* begin *
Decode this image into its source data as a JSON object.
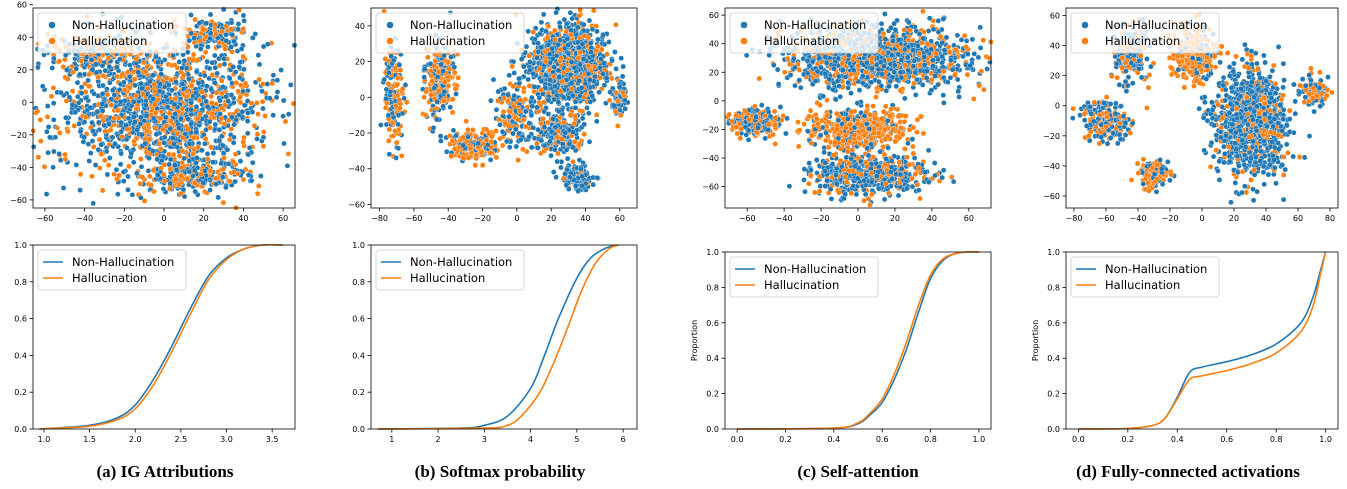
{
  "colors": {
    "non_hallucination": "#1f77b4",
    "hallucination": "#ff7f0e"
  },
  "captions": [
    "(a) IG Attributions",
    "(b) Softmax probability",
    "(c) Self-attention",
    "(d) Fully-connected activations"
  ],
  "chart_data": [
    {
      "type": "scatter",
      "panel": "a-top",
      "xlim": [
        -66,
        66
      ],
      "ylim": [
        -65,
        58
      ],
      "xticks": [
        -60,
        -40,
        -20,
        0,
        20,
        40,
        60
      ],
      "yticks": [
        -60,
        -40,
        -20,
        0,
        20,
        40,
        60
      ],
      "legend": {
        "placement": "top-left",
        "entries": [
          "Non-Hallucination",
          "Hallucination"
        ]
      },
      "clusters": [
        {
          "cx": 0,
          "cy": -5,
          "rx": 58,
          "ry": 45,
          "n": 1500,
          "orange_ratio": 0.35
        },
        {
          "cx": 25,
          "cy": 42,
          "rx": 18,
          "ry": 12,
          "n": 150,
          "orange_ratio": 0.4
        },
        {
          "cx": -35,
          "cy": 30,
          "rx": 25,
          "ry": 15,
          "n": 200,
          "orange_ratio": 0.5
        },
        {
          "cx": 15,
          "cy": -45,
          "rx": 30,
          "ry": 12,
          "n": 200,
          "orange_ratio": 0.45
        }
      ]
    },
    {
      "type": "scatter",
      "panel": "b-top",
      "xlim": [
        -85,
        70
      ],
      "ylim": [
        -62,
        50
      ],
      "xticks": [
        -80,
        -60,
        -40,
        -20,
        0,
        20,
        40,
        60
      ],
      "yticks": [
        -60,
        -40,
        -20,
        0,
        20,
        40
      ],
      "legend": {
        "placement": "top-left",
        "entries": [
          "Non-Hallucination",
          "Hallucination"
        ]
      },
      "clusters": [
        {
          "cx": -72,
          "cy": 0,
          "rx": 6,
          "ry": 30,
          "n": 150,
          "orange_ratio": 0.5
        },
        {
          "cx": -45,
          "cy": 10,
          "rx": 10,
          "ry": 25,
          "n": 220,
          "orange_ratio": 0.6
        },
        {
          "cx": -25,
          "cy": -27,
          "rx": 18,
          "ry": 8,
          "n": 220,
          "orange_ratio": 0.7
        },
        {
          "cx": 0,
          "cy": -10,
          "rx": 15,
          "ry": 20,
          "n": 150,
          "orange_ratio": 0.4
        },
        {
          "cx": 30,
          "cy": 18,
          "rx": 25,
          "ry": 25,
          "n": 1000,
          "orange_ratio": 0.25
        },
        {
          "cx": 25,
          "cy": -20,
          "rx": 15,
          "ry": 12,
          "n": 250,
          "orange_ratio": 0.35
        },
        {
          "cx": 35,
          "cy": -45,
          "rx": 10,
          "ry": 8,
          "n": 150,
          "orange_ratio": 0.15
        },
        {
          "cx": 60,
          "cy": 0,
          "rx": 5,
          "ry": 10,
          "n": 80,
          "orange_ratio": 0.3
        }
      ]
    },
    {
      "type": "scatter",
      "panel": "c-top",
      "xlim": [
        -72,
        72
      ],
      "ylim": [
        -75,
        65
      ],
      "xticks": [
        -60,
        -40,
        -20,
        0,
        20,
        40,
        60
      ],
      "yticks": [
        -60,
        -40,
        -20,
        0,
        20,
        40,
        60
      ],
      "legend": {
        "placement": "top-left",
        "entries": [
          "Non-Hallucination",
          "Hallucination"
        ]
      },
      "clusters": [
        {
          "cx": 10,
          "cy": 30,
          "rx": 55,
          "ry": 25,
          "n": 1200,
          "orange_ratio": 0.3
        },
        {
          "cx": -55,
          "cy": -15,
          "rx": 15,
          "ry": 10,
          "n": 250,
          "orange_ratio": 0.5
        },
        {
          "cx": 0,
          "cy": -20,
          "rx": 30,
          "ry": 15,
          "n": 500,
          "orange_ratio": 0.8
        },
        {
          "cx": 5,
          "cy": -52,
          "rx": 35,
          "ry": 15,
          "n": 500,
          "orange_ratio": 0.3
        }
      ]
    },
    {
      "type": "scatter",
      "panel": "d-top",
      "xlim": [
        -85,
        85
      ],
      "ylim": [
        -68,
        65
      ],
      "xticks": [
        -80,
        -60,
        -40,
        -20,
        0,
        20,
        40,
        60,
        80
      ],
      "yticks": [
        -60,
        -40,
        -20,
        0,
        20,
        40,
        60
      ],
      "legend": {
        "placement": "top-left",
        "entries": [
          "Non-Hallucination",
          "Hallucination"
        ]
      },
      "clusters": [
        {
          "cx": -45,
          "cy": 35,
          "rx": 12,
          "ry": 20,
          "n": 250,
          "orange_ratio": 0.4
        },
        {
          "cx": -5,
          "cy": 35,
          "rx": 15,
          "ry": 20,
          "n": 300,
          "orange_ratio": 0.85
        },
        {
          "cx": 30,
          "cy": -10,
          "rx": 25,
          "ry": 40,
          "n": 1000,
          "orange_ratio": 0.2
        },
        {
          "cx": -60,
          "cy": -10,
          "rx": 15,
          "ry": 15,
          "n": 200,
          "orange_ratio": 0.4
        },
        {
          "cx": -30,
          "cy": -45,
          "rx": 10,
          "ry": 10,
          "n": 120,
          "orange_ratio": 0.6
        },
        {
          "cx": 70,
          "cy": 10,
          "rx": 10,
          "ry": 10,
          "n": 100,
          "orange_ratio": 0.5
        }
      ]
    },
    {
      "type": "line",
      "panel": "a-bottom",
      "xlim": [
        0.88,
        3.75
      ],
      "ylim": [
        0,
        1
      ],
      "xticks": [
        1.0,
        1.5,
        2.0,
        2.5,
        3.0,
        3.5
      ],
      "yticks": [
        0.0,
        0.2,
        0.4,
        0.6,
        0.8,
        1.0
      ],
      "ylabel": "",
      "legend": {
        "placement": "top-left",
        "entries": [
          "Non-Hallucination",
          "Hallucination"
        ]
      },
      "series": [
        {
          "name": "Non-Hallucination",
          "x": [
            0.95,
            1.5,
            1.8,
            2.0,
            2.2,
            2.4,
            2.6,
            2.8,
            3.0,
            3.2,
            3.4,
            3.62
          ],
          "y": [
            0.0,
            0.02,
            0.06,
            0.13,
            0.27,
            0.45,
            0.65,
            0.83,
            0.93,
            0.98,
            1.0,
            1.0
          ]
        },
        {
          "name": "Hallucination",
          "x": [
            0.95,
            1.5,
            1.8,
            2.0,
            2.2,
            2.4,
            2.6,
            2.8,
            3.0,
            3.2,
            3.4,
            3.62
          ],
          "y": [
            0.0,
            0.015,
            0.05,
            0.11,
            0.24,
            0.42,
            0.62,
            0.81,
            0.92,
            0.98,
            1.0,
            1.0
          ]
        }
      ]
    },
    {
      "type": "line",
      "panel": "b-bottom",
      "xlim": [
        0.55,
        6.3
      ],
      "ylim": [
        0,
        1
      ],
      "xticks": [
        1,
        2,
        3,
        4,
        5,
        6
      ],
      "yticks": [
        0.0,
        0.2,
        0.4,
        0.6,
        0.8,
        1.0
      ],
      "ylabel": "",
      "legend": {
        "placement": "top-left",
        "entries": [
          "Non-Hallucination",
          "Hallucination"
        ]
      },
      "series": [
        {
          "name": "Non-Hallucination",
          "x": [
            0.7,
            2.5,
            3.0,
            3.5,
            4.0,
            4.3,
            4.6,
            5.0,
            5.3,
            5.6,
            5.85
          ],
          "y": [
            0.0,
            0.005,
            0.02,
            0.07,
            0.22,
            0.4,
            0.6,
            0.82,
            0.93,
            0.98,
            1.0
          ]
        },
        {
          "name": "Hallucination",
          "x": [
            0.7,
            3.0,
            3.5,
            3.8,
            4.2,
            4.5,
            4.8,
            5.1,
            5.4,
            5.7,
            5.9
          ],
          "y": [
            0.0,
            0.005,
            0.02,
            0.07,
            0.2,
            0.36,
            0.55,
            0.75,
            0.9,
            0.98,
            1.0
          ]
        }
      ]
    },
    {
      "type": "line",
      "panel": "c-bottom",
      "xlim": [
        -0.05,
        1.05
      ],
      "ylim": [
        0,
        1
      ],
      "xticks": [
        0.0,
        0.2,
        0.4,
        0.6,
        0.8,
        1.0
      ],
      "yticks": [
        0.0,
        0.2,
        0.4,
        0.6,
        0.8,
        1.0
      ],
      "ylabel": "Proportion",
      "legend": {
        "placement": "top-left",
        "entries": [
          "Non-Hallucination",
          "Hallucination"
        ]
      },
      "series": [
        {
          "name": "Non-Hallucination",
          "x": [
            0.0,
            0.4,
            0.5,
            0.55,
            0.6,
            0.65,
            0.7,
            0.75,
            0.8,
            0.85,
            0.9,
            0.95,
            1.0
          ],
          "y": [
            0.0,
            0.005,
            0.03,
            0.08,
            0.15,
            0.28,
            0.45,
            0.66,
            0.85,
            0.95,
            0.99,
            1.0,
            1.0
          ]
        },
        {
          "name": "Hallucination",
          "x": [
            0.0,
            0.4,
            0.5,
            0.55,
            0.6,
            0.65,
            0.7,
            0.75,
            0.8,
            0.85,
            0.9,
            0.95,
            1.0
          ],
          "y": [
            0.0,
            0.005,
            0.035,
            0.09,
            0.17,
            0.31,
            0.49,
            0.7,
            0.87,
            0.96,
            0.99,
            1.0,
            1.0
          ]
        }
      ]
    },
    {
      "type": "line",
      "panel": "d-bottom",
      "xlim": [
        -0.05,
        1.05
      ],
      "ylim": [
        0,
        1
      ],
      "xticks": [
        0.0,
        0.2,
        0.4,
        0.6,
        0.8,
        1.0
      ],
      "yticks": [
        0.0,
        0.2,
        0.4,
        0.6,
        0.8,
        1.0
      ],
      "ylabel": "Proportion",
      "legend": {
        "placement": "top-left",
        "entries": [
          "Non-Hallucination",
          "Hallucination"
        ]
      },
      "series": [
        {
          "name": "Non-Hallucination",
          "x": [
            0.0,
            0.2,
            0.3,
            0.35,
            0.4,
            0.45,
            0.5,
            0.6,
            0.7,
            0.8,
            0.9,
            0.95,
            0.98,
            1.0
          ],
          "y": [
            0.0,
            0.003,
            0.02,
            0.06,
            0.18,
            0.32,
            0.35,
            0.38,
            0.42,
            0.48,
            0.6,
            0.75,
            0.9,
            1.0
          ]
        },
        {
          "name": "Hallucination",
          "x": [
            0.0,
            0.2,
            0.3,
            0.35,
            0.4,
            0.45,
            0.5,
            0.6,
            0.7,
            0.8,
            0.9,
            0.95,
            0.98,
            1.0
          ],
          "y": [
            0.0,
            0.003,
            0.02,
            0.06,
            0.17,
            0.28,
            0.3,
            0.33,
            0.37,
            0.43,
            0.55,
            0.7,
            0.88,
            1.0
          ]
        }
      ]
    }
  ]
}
* end *
WHAT YOU SHOULD DO — Copy every line in the listing above where the string "panel" turns up.

RESPONSE TO THE EXERCISE —
      "panel": "a-top",
      "panel": "b-top",
      "panel": "c-top",
      "panel": "d-top",
      "panel": "a-bottom",
      "panel": "b-bottom",
      "panel": "c-bottom",
      "panel": "d-bottom",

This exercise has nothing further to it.